** Begin **

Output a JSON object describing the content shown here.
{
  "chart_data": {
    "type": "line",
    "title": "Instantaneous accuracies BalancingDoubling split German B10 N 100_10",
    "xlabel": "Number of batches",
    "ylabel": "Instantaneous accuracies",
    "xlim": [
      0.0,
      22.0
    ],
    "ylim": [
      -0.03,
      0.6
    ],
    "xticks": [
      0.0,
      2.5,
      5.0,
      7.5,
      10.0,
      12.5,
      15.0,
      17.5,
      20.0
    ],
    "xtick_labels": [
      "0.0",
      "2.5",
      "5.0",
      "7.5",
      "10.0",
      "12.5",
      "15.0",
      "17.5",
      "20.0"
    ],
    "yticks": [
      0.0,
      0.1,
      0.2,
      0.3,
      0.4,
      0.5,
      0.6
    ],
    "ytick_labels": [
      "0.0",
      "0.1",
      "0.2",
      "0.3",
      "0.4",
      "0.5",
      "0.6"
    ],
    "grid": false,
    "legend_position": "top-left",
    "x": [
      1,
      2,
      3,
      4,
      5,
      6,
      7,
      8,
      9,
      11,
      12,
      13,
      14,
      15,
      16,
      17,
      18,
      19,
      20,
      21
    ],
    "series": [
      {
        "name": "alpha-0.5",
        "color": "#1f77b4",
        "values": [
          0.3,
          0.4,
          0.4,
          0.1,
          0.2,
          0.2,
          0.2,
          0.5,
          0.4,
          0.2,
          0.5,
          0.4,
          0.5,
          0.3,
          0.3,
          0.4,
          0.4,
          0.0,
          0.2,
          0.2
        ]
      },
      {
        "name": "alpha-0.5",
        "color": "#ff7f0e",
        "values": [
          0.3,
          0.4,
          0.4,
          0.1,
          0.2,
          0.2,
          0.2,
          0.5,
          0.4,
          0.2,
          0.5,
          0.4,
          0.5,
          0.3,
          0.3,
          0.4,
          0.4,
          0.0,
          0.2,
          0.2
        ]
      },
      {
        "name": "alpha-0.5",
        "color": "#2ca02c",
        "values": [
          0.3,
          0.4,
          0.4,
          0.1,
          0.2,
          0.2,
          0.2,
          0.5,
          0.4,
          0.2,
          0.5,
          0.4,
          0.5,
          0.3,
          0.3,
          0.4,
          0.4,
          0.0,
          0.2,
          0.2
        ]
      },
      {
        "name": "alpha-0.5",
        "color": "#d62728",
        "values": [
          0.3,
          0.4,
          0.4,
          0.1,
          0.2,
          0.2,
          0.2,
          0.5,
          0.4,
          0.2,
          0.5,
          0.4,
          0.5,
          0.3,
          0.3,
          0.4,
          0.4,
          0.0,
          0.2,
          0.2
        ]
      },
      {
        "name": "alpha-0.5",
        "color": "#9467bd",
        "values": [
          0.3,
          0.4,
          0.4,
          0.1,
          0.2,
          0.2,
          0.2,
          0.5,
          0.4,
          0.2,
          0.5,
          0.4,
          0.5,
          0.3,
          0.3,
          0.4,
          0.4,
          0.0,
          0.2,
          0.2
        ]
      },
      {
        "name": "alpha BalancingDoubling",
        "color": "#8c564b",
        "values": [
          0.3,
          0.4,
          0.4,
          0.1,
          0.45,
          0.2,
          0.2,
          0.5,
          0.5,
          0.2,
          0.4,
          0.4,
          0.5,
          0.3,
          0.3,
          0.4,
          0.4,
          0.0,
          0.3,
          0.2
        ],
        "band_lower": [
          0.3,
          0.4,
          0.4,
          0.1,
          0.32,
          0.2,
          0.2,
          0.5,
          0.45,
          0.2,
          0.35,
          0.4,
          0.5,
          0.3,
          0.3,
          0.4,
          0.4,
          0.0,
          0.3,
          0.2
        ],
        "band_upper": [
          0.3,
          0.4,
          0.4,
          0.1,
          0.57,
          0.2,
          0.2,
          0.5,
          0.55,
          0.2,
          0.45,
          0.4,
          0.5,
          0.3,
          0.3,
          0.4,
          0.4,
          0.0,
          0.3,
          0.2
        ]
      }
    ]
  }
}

** End **

• _Requirement_
Pull out each record as written and restate it exactly.

• _The output_
Output a JSON object describing the content shown here.
{
  "chart_data": {
    "type": "line",
    "title": "Instantaneous accuracies BalancingDoubling split German B10 N 100_10",
    "xlabel": "Number of batches",
    "ylabel": "Instantaneous accuracies",
    "xlim": [
      0.0,
      22.0
    ],
    "ylim": [
      -0.03,
      0.6
    ],
    "xticks": [
      0.0,
      2.5,
      5.0,
      7.5,
      10.0,
      12.5,
      15.0,
      17.5,
      20.0
    ],
    "xtick_labels": [
      "0.0",
      "2.5",
      "5.0",
      "7.5",
      "10.0",
      "12.5",
      "15.0",
      "17.5",
      "20.0"
    ],
    "yticks": [
      0.0,
      0.1,
      0.2,
      0.3,
      0.4,
      0.5,
      0.6
    ],
    "ytick_labels": [
      "0.0",
      "0.1",
      "0.2",
      "0.3",
      "0.4",
      "0.5",
      "0.6"
    ],
    "grid": false,
    "legend_position": "top-left",
    "x": [
      1,
      2,
      3,
      4,
      5,
      6,
      7,
      8,
      9,
      11,
      12,
      13,
      14,
      15,
      16,
      17,
      18,
      19,
      20,
      21
    ],
    "series": [
      {
        "name": "alpha-0.5",
        "color": "#1f77b4",
        "values": [
          0.3,
          0.4,
          0.4,
          0.1,
          0.2,
          0.2,
          0.2,
          0.5,
          0.4,
          0.2,
          0.5,
          0.4,
          0.5,
          0.3,
          0.3,
          0.4,
          0.4,
          0.0,
          0.2,
          0.2
        ]
      },
      {
        "name": "alpha-0.5",
        "color": "#ff7f0e",
        "values": [
          0.3,
          0.4,
          0.4,
          0.1,
          0.2,
          0.2,
          0.2,
          0.5,
          0.4,
          0.2,
          0.5,
          0.4,
          0.5,
          0.3,
          0.3,
          0.4,
          0.4,
          0.0,
          0.2,
          0.2
        ]
      },
      {
        "name": "alpha-0.5",
        "color": "#2ca02c",
        "values": [
          0.3,
          0.4,
          0.4,
          0.1,
          0.2,
          0.2,
          0.2,
          0.5,
          0.4,
          0.2,
          0.5,
          0.4,
          0.5,
          0.3,
          0.3,
          0.4,
          0.4,
          0.0,
          0.2,
          0.2
        ]
      },
      {
        "name": "alpha-0.5",
        "color": "#d62728",
        "values": [
          0.3,
          0.4,
          0.4,
          0.1,
          0.2,
          0.2,
          0.2,
          0.5,
          0.4,
          0.2,
          0.5,
          0.4,
          0.5,
          0.3,
          0.3,
          0.4,
          0.4,
          0.0,
          0.2,
          0.2
        ]
      },
      {
        "name": "alpha-0.5",
        "color": "#9467bd",
        "values": [
          0.3,
          0.4,
          0.4,
          0.1,
          0.2,
          0.2,
          0.2,
          0.5,
          0.4,
          0.2,
          0.5,
          0.4,
          0.5,
          0.3,
          0.3,
          0.4,
          0.4,
          0.0,
          0.2,
          0.2
        ]
      },
      {
        "name": "alpha BalancingDoubling",
        "color": "#8c564b",
        "values": [
          0.3,
          0.4,
          0.4,
          0.1,
          0.45,
          0.2,
          0.2,
          0.5,
          0.5,
          0.2,
          0.4,
          0.4,
          0.5,
          0.3,
          0.3,
          0.4,
          0.4,
          0.0,
          0.3,
          0.2
        ],
        "band_lower": [
          0.3,
          0.4,
          0.4,
          0.1,
          0.32,
          0.2,
          0.2,
          0.5,
          0.45,
          0.2,
          0.35,
          0.4,
          0.5,
          0.3,
          0.3,
          0.4,
          0.4,
          0.0,
          0.3,
          0.2
        ],
        "band_upper": [
          0.3,
          0.4,
          0.4,
          0.1,
          0.57,
          0.2,
          0.2,
          0.5,
          0.55,
          0.2,
          0.45,
          0.4,
          0.5,
          0.3,
          0.3,
          0.4,
          0.4,
          0.0,
          0.3,
          0.2
        ]
      }
    ]
  }
}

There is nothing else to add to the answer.